— START Provided passage —
As a witness in his own behalf appellant admitted making the trip to Gladewater with Bass and the man named "Melvin" and testified that on the trip Bass drank some beer and became intoxicated but was not unconscious. Appellant admitted that while returning from Gladewater he drove off the highway near Hawkins onto a country road and stopped to excuse himself. Appellant testified that after he stopped, Bass and "Melvin" had a fight but denied that he struck Bass or robbed him of any money.
We shall discuss the contentions presented by appellant in his brief and in oral argument.
Appellant first insists that the State failed to prove venue and that the court erred in overruling his motions for instructed verdict for such reason.
On the question of venue the testimony of Bass, the injured party, shows that the offense was committed on a country road which led off of Highway 80 at Crow and then turned back east and west parallel with the highway. Sheriff Paul Usrey testified that all country roads in that area leading into Highway 80 were in Wood County. Mrs. Carl Polk, to whose residence the injured party went on the night in question after the assault, testified that the following day she and her husband found a pair of gloves, package of cigarettes, some paper, a pencil, a twenty dollar bill, fifty cent piece, and a dime on a road running east and west some two miles from her house and that the place where she found the articles was in Wood County. It was shown by the testimony that the gloves belonged to the injured party. While testifying as a witness in his own behalf appellant testified that he was familiar with the country around Crow, having once lived in the County, and he believed that where he stopped after turning off Highway 80 was in Wood County but was not sure.
— END Provided passage —
— START Entries —
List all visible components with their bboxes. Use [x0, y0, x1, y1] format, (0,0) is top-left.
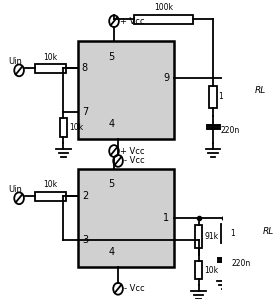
Bar [195, 225, 202, 248]
Text: 4: 4 [109, 119, 115, 130]
Text: 5: 5 [109, 52, 115, 61]
Text: 10k: 10k [43, 180, 58, 189]
Text: 10k: 10k [204, 266, 218, 274]
Text: 5: 5 [109, 179, 115, 190]
Text: 100k: 100k [154, 3, 173, 12]
Text: 10k: 10k [43, 52, 58, 62]
Bar [35, 64, 66, 73]
Text: + Vcc: + Vcc [121, 146, 145, 155]
Text: 1: 1 [230, 229, 235, 238]
Text: 1: 1 [163, 213, 170, 223]
Text: - Vcc: - Vcc [124, 156, 145, 165]
Text: 7: 7 [82, 107, 88, 117]
Polygon shape [245, 213, 260, 250]
Text: 1: 1 [219, 92, 223, 101]
Bar [60, 118, 67, 137]
Text: - Vcc: - Vcc [124, 284, 145, 293]
Text: 3: 3 [82, 235, 88, 244]
Text: 10k: 10k [69, 123, 83, 132]
Text: 9: 9 [163, 73, 170, 83]
Text: 91k: 91k [204, 232, 218, 241]
Bar [239, 223, 245, 241]
Bar [221, 224, 228, 243]
Bar [78, 169, 174, 267]
Bar [78, 41, 174, 139]
Bar [134, 15, 193, 24]
Bar [231, 81, 237, 99]
Text: 4: 4 [109, 248, 115, 257]
Text: Uin: Uin [8, 185, 22, 194]
Text: RL: RL [263, 227, 274, 236]
Text: 8: 8 [82, 63, 88, 74]
Text: + Vcc: + Vcc [121, 17, 145, 26]
Bar [195, 261, 202, 279]
Text: 220n: 220n [232, 259, 251, 268]
Bar [35, 192, 66, 201]
Text: RL: RL [255, 85, 266, 94]
Text: 220n: 220n [220, 126, 239, 135]
Text: 2: 2 [82, 191, 88, 201]
Polygon shape [237, 71, 252, 109]
Text: Uin: Uin [8, 57, 22, 66]
Bar [209, 86, 217, 108]
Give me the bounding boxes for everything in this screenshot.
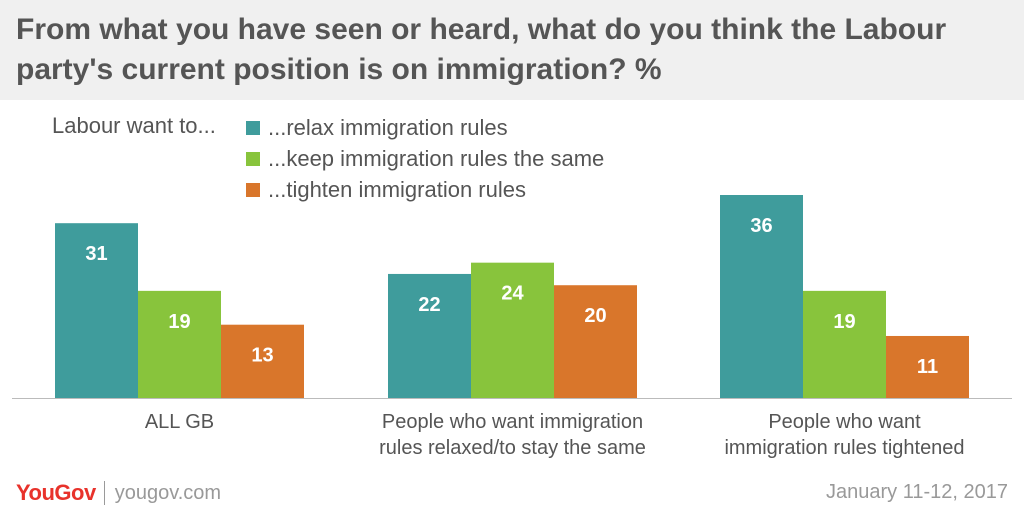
bar bbox=[388, 273, 471, 398]
bar bbox=[471, 262, 554, 398]
footer-branding: YouGov yougov.com bbox=[16, 478, 221, 508]
bar-value-label: 13 bbox=[251, 345, 273, 367]
bar bbox=[554, 285, 637, 398]
bar bbox=[886, 335, 969, 398]
bar bbox=[55, 223, 138, 398]
category-label: ALL GB bbox=[145, 411, 214, 433]
bar-value-label: 31 bbox=[85, 243, 107, 265]
category-label: People who want immigration bbox=[382, 411, 643, 433]
bar-value-label: 20 bbox=[584, 305, 606, 327]
yougov-logo: YouGov bbox=[16, 480, 96, 505]
legend-prefix: Labour want to... bbox=[52, 113, 216, 138]
bar bbox=[720, 195, 803, 398]
legend-swatch-same bbox=[246, 151, 260, 166]
bar-value-label: 11 bbox=[917, 356, 938, 378]
legend-swatch-tighten bbox=[246, 182, 260, 197]
footer-divider bbox=[103, 481, 105, 505]
category-label: immigration rules tightened bbox=[724, 437, 964, 459]
bar-value-label: 19 bbox=[168, 311, 190, 333]
legend-item-same: ...keep immigration rules the same bbox=[246, 143, 604, 174]
legend-swatch-relax bbox=[246, 120, 260, 135]
legend: ...relax immigration rules ...keep immig… bbox=[246, 112, 604, 205]
legend-label-same: ...keep immigration rules the same bbox=[268, 145, 605, 171]
category-label: People who want bbox=[768, 411, 921, 433]
title-banner: From what you have seen or heard, what d… bbox=[0, 0, 1024, 100]
legend-item-tighten: ...tighten immigration rules bbox=[246, 174, 604, 205]
bar-chart: 31 19 13 ALL GB 22 24 20 People who want immigr… bbox=[12, 195, 1012, 459]
website-label: yougov.com bbox=[114, 481, 222, 504]
category-label: rules relaxed/to stay the same bbox=[379, 437, 646, 459]
legend-item-relax: ...relax immigration rules bbox=[246, 112, 604, 143]
bar bbox=[803, 290, 886, 398]
bar bbox=[221, 324, 304, 398]
legend-label-tighten: ...tighten immigration rules bbox=[268, 176, 526, 202]
bar bbox=[138, 290, 221, 398]
bar-value-label: 19 bbox=[833, 311, 855, 333]
bar-value-label: 36 bbox=[750, 215, 772, 237]
survey-date: January 11-12, 2017 bbox=[826, 481, 1008, 503]
chart-title: From what you have seen or heard, what d… bbox=[16, 13, 947, 86]
bar-value-label: 22 bbox=[418, 294, 440, 316]
legend-label-relax: ...relax immigration rules bbox=[268, 114, 508, 140]
bar-value-label: 24 bbox=[501, 283, 524, 305]
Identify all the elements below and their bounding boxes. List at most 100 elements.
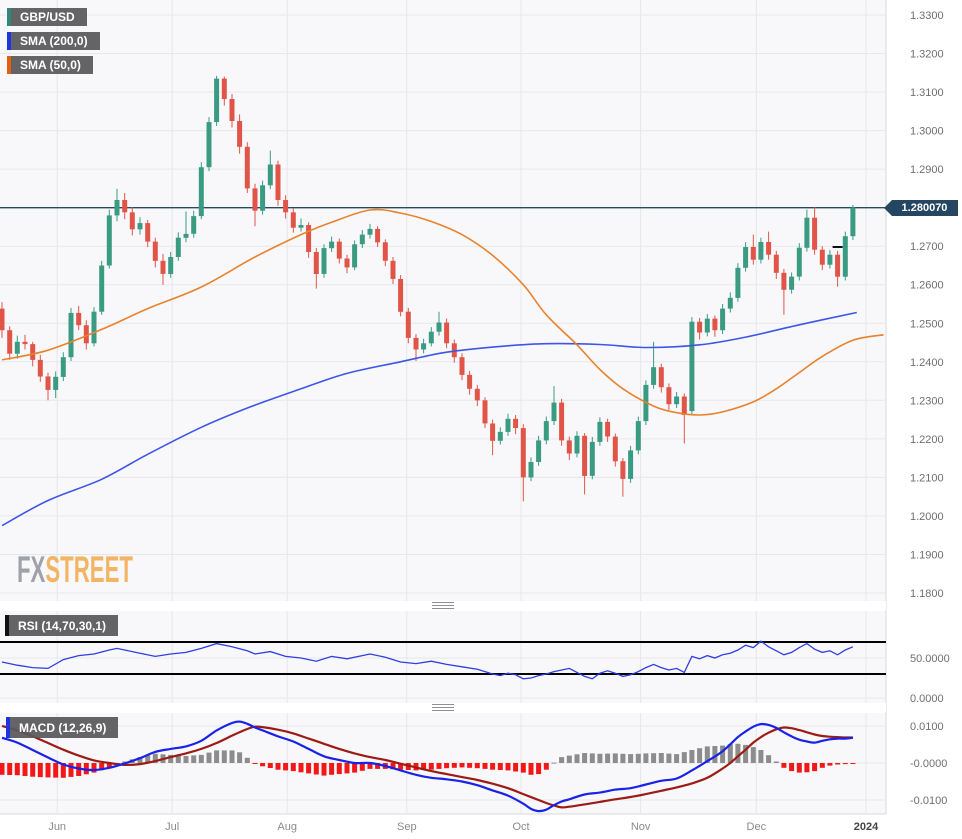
— END Entries —
Actions to take:
1) Duplicate the part of the court opinion excerpt between "As a witness in his own behalf appellant admitted" and "for such reason.", inclusive.
2) In the court opinion excerpt, what items did Mrs. Carl Polk and her husband find on the road the day after the assault?
3) Extend the court opinion excerpt, starting after its final sentence.

Expected outputs:
1)
As a witness in his own behalf appellant admitted making the trip to Gladewater with Bass and the man named "Melvin" and testified that on the trip Bass drank some beer and became intoxicated but was not unconscious. Appellant admitted that while returning from Gladewater he drove off the highway near Hawkins onto a country road and stopped to excuse himself. Appellant testified that after he stopped, Bass and "Melvin" had a fight but denied that he struck Bass or robbed him of any money.
We shall discuss the contentions presented by appellant in his brief and in oral argument.
Appellant first insists that the State failed to prove venue and that the court erred in overruling his motions for instructed verdict for such reason.

2)
- a pair of gloves
- a package of cigarettes
- some paper
- a pencil
- a twenty dollar bill
- a fifty cent piece
- a dime

3)
Such testimony was sufficient to warrant the jury in finding that the offense was committed in Wood County. Venue need not be proved beyond a reasonable doubt and may be proved by circumstantial as well as direct evidence. It is sufficient, if from the evidence, the jury may reasonably conclude that the offense was committed in the county alleged. King v. State, Tex.Cr. R., 312 S.W.2d 501.
Appellant next insists that the court erred in failing to affirmatively instruct the jury that they could not convict him unless they believed from the evidence that the offense was committed in Wood County and in failing to charge the jury with reference to the law of circumstantial evidence as pertaining to the question of venue.
In applying the law to the facts and submitting the issue of appellant's guilt to the jury the court required the jury to find from the evidence beyond a reasonable doubt that appellant assaulted and robbed the injured party in Wood County. Appellant made no objection to the court's charge for failing to affirmatively instruct the jury on the issue of venue. A charge on circumstantial evidence is inapplicable on the question of venue. Steadham v. State, 40 Tex.Cr.R. 43, 48 S.W. 177, and Reynolds v. State, 71 Tex.Cr.R. 454, 160 S.W. 362. Both contentions are overruled.
We find no error in the court's refusal to charge the jury on simple assault. While simple assault is a lesser included offense within a charge of robbery, there must be some evidence raising the issue before a charge thereon is required. Fields v. State, 160 Tex.Cr.R. 498, 272 S.W.2d 120. The testimony of the injured party shows a robbery by assault. Appellant by his testimony denied having committed any assault upon the injured party. Under such evidence the issue of simple assault was not raised. 37-A Tex.Jur. par. 83, page 66, and Raleigh v. State, 74 Tex.Cr.R. 484, 168 S.W. 1050.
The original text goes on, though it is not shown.